§ Exercise
Show all lines from the data that include the word "ἡμετέρᾳ".

Collection entries:
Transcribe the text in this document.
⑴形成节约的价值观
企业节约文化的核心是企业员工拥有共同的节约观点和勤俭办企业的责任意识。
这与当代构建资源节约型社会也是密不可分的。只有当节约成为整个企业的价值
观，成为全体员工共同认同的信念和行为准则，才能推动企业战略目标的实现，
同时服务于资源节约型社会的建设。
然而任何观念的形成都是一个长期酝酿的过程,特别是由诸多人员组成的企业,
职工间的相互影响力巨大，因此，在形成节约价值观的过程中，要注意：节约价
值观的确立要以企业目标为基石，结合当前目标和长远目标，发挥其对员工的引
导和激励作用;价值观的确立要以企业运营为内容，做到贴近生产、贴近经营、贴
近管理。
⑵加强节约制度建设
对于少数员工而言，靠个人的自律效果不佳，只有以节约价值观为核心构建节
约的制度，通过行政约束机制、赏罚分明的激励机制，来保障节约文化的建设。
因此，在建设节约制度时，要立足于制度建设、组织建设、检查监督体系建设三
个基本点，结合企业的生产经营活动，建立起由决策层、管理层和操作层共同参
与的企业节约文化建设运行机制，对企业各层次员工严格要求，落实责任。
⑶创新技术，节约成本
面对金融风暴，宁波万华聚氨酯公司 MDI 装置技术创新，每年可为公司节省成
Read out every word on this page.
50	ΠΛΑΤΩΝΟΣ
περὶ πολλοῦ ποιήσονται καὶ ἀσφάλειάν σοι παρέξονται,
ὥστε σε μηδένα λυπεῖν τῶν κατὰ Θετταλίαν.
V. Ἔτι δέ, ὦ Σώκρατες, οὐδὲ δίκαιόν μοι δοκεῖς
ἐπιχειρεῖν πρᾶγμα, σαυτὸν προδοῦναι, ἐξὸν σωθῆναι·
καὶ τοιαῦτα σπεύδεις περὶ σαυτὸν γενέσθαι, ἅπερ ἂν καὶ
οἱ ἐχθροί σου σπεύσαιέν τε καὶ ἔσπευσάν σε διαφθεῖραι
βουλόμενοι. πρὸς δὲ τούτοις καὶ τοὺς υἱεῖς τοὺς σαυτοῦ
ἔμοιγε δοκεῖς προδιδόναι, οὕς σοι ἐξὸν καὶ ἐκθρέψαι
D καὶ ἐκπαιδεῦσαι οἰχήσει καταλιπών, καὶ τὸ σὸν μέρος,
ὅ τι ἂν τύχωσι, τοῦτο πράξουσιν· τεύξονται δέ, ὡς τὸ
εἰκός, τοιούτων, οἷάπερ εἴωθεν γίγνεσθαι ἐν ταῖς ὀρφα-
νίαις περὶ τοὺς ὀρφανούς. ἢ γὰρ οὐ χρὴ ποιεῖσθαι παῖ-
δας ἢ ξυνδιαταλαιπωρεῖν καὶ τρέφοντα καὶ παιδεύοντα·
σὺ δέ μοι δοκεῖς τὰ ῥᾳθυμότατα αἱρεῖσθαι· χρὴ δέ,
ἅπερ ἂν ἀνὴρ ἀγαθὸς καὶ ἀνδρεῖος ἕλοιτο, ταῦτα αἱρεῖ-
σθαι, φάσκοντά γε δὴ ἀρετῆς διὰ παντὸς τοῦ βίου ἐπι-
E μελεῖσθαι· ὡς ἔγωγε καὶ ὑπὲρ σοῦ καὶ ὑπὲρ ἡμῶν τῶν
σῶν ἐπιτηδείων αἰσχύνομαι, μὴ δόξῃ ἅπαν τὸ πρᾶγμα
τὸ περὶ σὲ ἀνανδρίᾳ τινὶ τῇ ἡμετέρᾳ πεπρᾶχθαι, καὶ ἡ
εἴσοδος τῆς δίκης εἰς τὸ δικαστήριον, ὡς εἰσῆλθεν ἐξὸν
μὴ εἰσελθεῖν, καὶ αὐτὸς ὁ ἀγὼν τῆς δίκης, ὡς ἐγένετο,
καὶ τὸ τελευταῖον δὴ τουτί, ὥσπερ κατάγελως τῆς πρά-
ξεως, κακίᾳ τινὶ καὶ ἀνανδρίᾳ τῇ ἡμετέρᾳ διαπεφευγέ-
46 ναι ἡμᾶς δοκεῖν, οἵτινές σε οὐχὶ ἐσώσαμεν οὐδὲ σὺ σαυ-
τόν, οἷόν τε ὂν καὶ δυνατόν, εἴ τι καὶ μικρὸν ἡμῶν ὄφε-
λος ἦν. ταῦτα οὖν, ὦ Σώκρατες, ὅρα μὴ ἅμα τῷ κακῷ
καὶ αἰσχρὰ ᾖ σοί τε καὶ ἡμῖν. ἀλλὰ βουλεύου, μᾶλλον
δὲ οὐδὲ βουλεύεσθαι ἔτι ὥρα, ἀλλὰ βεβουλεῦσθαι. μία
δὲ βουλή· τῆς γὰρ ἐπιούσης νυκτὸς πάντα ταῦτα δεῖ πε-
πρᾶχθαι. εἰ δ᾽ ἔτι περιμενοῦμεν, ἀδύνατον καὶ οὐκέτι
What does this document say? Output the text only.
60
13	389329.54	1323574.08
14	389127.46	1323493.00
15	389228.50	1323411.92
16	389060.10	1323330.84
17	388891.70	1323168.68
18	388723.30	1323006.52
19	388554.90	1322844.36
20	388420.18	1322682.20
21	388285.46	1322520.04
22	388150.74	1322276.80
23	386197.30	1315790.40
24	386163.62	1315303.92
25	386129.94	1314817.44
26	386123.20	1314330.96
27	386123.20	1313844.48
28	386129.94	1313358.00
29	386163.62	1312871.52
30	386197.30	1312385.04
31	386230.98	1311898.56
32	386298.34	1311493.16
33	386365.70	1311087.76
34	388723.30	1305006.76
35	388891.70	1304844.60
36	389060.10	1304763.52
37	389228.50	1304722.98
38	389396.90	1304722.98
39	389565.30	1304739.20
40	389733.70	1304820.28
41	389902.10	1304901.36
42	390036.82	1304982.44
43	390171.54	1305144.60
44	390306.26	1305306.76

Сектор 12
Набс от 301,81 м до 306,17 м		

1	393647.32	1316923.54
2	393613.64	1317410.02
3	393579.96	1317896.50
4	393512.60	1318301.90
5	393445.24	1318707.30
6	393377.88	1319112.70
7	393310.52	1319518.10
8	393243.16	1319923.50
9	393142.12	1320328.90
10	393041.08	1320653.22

§ Full solution
τὸ περὶ σὲ ἀνανδρίᾳ τινὶ τῇ ἡμετέρᾳ πεπρᾶχθαι, καὶ ἡ
ξεως, κακίᾳ τινὶ καὶ ἀνανδρίᾳ τῇ ἡμετέρᾳ διαπεφευγέ-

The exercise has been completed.